Dataset items
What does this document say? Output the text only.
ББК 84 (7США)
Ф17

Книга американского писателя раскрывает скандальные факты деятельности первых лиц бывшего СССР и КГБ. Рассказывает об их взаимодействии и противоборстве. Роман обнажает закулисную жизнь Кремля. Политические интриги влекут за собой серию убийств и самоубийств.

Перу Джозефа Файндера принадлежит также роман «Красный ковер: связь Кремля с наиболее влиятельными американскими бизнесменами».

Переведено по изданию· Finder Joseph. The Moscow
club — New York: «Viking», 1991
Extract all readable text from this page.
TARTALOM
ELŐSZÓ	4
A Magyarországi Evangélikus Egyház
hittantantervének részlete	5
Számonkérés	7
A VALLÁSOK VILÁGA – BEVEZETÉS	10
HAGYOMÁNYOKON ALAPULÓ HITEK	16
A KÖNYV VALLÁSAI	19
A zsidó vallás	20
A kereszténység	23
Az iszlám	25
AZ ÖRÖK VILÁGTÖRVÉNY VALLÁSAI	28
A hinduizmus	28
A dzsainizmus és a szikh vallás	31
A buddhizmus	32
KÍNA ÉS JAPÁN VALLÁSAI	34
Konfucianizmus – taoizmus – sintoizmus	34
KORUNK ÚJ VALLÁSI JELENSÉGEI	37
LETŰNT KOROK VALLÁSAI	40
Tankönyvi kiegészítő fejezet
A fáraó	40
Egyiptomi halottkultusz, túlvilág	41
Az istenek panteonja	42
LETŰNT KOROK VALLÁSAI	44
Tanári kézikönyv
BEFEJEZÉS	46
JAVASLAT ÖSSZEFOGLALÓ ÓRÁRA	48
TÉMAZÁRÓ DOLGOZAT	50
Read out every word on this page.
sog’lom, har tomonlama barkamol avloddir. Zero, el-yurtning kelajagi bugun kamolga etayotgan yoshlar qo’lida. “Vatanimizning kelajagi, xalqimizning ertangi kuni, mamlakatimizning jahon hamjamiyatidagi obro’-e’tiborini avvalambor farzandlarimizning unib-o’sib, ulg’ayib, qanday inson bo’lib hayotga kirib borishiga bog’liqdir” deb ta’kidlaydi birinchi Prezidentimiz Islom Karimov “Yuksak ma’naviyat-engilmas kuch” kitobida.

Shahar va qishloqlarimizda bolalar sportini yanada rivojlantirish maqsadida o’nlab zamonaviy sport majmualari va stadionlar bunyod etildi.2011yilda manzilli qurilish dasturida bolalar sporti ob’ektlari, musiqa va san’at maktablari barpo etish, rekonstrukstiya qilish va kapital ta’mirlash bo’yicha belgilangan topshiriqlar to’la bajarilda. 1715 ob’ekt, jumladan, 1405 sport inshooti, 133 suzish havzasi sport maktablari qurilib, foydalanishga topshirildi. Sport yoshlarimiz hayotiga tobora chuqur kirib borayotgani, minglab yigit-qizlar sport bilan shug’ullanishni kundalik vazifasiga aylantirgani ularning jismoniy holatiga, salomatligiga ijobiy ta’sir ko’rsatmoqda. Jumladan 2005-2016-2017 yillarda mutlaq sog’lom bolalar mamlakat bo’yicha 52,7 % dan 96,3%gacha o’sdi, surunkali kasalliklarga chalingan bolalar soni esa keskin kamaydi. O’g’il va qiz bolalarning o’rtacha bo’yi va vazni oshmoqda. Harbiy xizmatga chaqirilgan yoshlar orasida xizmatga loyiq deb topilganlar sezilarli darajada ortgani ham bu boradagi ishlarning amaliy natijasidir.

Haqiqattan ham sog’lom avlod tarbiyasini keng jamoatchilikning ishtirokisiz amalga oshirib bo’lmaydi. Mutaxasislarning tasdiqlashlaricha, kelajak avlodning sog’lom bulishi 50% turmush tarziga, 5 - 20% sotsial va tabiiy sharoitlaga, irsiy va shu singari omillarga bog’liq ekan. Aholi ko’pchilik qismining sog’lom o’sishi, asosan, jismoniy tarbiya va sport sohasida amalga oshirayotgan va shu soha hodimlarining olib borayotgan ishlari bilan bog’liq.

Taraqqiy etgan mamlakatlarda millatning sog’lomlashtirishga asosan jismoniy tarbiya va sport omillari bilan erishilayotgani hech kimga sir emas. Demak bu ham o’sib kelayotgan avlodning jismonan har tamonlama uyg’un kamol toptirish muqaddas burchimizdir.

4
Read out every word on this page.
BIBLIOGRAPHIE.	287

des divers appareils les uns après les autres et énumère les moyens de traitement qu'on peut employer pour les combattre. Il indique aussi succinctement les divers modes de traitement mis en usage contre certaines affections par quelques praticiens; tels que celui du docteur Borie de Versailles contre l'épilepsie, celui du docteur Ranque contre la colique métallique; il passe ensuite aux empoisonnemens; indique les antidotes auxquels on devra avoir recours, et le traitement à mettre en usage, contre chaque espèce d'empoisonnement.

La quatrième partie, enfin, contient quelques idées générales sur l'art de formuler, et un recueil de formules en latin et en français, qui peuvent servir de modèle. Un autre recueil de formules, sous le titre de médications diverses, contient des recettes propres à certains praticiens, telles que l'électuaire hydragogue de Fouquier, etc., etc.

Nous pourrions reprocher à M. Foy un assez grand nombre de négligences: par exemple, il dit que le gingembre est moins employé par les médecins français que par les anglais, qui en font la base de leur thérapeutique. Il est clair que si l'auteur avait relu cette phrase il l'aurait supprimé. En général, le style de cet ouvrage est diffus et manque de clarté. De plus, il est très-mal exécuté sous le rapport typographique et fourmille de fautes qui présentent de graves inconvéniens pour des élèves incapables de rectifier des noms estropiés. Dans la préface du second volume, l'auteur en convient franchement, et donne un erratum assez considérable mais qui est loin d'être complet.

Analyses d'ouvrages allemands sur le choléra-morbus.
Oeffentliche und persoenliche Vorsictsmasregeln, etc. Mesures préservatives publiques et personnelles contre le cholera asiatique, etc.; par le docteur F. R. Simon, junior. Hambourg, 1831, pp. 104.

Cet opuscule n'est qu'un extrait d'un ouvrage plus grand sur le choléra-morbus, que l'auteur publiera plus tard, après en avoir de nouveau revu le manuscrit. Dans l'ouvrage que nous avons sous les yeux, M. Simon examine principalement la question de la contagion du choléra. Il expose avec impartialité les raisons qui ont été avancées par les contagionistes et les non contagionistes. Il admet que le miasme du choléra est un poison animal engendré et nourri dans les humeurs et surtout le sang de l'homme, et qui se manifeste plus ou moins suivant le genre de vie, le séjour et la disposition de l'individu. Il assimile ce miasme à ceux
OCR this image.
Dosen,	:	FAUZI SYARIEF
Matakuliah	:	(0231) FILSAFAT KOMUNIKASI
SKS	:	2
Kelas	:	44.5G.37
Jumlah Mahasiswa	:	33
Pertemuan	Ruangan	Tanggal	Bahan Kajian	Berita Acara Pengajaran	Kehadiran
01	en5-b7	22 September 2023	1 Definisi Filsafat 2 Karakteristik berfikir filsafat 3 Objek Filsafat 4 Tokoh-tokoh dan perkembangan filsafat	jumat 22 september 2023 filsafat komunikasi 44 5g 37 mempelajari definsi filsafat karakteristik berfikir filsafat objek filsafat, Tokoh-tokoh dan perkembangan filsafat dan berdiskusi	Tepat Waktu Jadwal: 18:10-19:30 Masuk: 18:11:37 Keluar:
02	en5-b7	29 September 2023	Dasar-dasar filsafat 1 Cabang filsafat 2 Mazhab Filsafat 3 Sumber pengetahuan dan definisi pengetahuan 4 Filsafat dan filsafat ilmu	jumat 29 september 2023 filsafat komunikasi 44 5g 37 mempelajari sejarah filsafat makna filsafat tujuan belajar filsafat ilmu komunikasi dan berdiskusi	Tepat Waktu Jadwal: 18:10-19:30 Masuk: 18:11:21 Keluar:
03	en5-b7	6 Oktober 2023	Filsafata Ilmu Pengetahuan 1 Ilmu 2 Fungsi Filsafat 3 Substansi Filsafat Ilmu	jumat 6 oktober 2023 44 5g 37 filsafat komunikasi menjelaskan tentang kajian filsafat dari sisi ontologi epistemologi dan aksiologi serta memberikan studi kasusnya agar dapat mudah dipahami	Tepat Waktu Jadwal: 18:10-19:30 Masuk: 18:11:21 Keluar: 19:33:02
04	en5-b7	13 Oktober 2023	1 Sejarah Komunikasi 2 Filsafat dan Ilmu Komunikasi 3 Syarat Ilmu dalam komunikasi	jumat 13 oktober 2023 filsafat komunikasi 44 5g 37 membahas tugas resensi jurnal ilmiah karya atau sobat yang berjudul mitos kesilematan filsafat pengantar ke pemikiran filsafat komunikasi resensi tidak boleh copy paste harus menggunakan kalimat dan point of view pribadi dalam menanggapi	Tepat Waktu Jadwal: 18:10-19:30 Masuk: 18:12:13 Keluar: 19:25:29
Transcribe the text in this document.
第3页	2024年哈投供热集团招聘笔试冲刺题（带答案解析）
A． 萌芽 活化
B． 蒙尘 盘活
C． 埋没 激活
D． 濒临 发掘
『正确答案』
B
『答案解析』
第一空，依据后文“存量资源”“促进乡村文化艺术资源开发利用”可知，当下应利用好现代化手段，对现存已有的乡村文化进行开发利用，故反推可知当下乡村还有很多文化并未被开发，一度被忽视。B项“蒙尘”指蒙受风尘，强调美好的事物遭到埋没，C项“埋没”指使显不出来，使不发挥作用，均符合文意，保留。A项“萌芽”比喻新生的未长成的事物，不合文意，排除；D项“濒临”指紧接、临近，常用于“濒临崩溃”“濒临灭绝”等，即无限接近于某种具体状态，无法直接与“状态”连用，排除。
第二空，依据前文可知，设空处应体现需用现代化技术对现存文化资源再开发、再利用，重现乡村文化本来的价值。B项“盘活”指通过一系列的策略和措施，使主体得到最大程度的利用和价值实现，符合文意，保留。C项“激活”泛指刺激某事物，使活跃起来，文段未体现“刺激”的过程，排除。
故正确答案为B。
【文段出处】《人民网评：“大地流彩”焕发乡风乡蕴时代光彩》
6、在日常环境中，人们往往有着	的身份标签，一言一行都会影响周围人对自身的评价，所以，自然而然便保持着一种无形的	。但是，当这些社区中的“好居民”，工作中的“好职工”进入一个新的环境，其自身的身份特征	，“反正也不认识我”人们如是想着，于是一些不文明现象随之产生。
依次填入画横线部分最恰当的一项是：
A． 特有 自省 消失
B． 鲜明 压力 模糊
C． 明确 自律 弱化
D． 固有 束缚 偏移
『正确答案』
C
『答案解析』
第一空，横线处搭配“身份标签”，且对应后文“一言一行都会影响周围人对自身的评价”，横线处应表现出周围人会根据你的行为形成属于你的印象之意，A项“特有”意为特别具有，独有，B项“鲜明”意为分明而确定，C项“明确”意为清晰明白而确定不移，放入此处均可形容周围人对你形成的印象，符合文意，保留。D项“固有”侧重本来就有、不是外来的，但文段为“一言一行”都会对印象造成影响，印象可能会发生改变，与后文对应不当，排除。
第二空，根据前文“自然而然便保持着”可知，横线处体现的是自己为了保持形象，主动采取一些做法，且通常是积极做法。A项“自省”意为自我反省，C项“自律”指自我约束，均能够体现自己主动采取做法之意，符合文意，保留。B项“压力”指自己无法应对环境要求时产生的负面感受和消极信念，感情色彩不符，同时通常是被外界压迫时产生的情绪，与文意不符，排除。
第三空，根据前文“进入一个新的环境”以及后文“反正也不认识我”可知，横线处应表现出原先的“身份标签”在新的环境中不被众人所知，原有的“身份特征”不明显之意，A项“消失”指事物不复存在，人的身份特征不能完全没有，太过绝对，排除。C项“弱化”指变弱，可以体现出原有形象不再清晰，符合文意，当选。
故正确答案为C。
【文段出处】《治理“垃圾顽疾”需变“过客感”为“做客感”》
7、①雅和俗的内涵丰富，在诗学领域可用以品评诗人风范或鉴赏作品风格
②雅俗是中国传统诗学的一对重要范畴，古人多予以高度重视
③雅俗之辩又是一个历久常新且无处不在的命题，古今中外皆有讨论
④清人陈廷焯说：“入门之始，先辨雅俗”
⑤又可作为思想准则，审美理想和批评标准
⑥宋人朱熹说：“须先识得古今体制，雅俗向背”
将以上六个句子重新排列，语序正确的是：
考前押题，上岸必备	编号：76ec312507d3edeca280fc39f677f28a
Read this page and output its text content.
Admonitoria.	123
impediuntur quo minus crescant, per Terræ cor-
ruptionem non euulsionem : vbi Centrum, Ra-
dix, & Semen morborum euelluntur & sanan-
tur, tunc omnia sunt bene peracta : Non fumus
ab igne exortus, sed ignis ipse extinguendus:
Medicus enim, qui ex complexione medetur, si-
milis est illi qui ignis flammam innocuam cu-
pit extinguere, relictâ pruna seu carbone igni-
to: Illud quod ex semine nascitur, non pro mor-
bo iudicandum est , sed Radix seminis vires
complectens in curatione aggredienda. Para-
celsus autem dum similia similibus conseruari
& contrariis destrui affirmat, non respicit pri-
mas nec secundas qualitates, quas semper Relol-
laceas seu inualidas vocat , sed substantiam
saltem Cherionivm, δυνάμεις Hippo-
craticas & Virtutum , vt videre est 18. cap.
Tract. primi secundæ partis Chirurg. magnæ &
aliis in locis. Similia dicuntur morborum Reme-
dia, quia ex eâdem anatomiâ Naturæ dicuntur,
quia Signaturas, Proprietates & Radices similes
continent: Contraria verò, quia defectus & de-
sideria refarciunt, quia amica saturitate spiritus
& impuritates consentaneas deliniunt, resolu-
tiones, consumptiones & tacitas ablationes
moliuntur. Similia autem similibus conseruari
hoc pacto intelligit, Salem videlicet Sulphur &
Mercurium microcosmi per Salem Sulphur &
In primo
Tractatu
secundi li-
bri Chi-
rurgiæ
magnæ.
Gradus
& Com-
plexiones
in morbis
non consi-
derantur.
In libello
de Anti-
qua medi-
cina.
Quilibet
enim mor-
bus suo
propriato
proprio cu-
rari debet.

> **WHAT IS REQUIRED**
Restate word for word the lines from the one holding "Read this page and output its text content." to the end of the listing, both ends included, and nothing more.

> **OUTPUT FOR THIS TASK**
Read this page and output its text content.
Admonitoria.	123
impediuntur quo minus crescant, per Terræ cor-
ruptionem non euulsionem : vbi Centrum, Ra-
dix, & Semen morborum euelluntur & sanan-
tur, tunc omnia sunt bene peracta : Non fumus
ab igne exortus, sed ignis ipse extinguendus:
Medicus enim, qui ex complexione medetur, si-
milis est illi qui ignis flammam innocuam cu-
pit extinguere, relictâ pruna seu carbone igni-
to: Illud quod ex semine nascitur, non pro mor-
bo iudicandum est , sed Radix seminis vires
complectens in curatione aggredienda. Para-
celsus autem dum similia similibus conseruari
& contrariis destrui affirmat, non respicit pri-
mas nec secundas qualitates, quas semper Relol-
laceas seu inualidas vocat , sed substantiam
saltem Cherionivm, δυνάμεις Hippo-
craticas & Virtutum , vt videre est 18. cap.
Tract. primi secundæ partis Chirurg. magnæ &
aliis in locis. Similia dicuntur morborum Reme-
dia, quia ex eâdem anatomiâ Naturæ dicuntur,
quia Signaturas, Proprietates & Radices similes
continent: Contraria verò, quia defectus & de-
sideria refarciunt, quia amica saturitate spiritus
& impuritates consentaneas deliniunt, resolu-
tiones, consumptiones & tacitas ablationes
moliuntur. Similia autem similibus conseruari
hoc pacto intelligit, Salem videlicet Sulphur &
Mercurium microcosmi per Salem Sulphur &
In primo
Tractatu
secundi li-
bri Chi-
rurgiæ
magnæ.
Gradus
& Com-
plexiones
in morbis
non consi-
derantur.
In libello
de Anti-
qua medi-
cina.
Quilibet
enim mor-
bus suo
propriato
proprio cu-
rari debet.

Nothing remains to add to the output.